## EXERCISE INSTRUCTIONS
All of the records below must be output exactly, with no pictures carried over.

## MATERIALS PROVIDED
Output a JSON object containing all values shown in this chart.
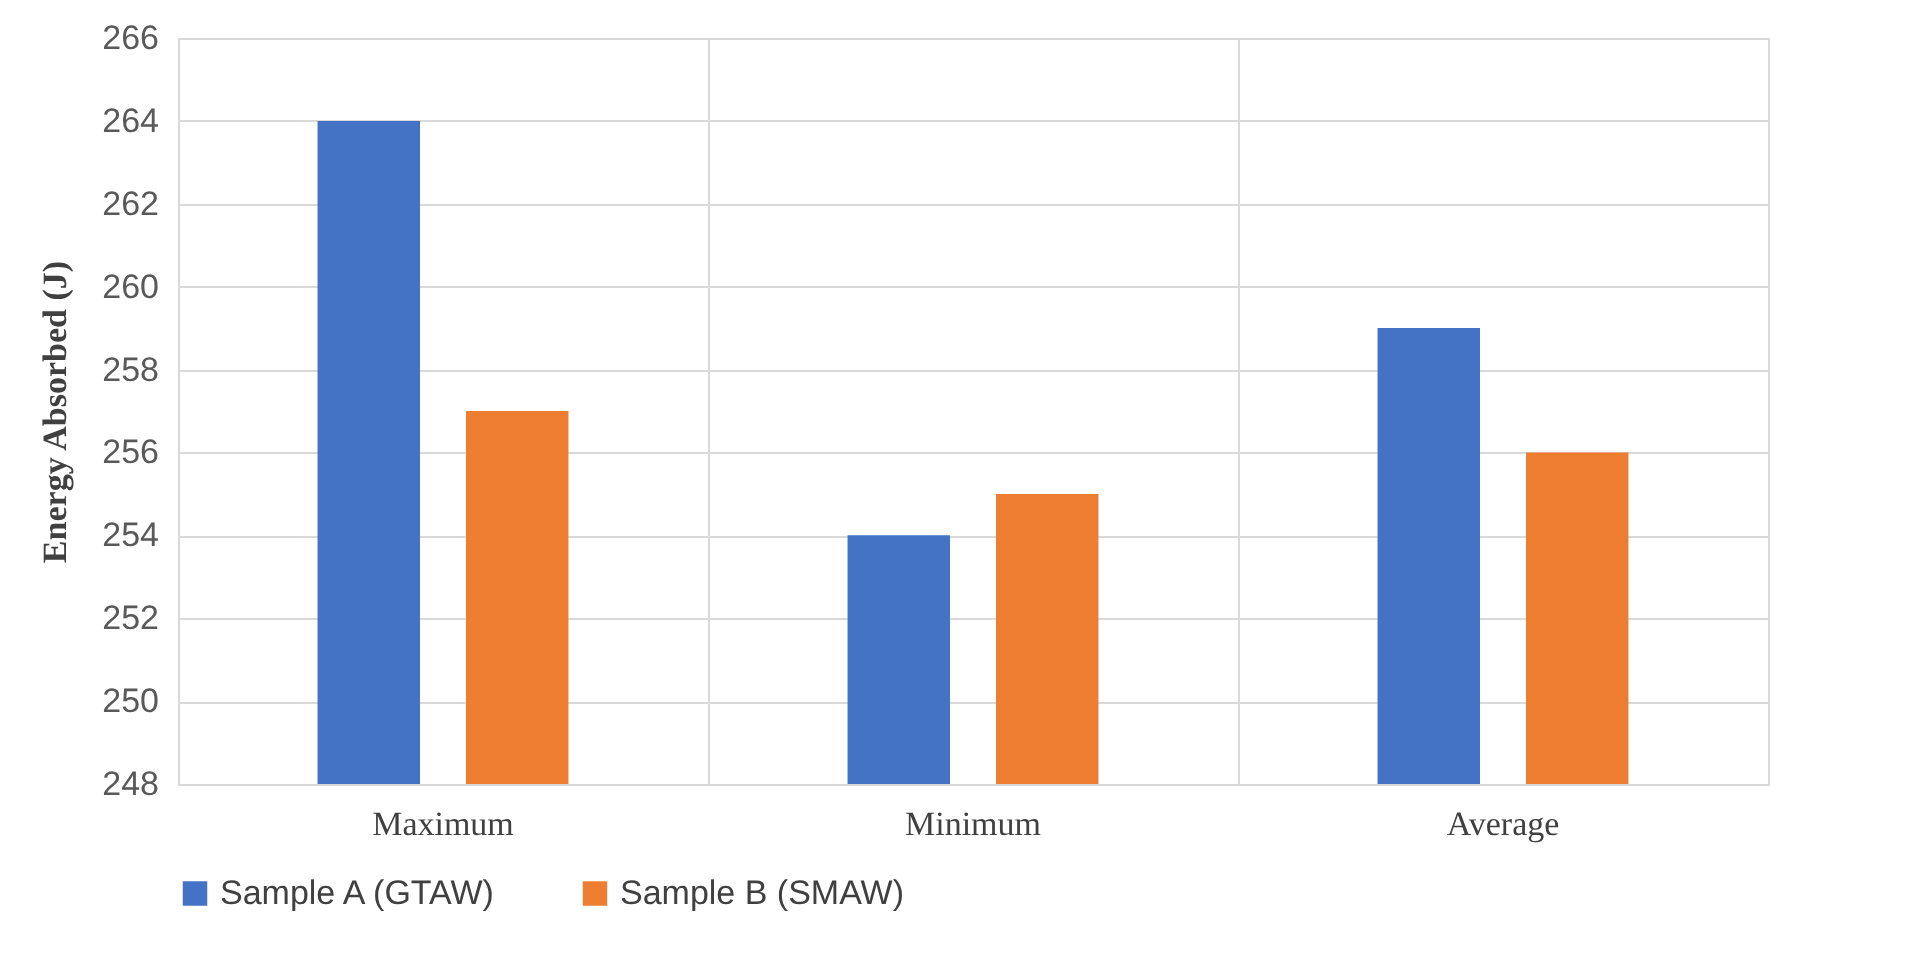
{
  "chart_data": {
    "type": "bar",
    "ylabel": "Energy Absorbed (J)",
    "categories": [
      "Maximum",
      "Minimum",
      "Average"
    ],
    "series": [
      {
        "name": "Sample A (GTAW)",
        "color": "#4472c4",
        "values": [
          264,
          254,
          259
        ]
      },
      {
        "name": "Sample B (SMAW)",
        "color": "#ed7d31",
        "values": [
          257,
          255,
          256
        ]
      }
    ],
    "ylim": [
      248,
      266
    ],
    "yticks": [
      248,
      250,
      252,
      254,
      256,
      258,
      260,
      262,
      264,
      266
    ],
    "grid": true,
    "legend": "bottom"
  }
}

## THE RESPONSE
Output a JSON object containing all values shown in this chart.
{
  "chart_data": {
    "type": "bar",
    "ylabel": "Energy Absorbed (J)",
    "categories": [
      "Maximum",
      "Minimum",
      "Average"
    ],
    "series": [
      {
        "name": "Sample A (GTAW)",
        "color": "#4472c4",
        "values": [
          264,
          254,
          259
        ]
      },
      {
        "name": "Sample B (SMAW)",
        "color": "#ed7d31",
        "values": [
          257,
          255,
          256
        ]
      }
    ],
    "ylim": [
      248,
      266
    ],
    "yticks": [
      248,
      250,
      252,
      254,
      256,
      258,
      260,
      262,
      264,
      266
    ],
    "grid": true,
    "legend": "bottom"
  }
}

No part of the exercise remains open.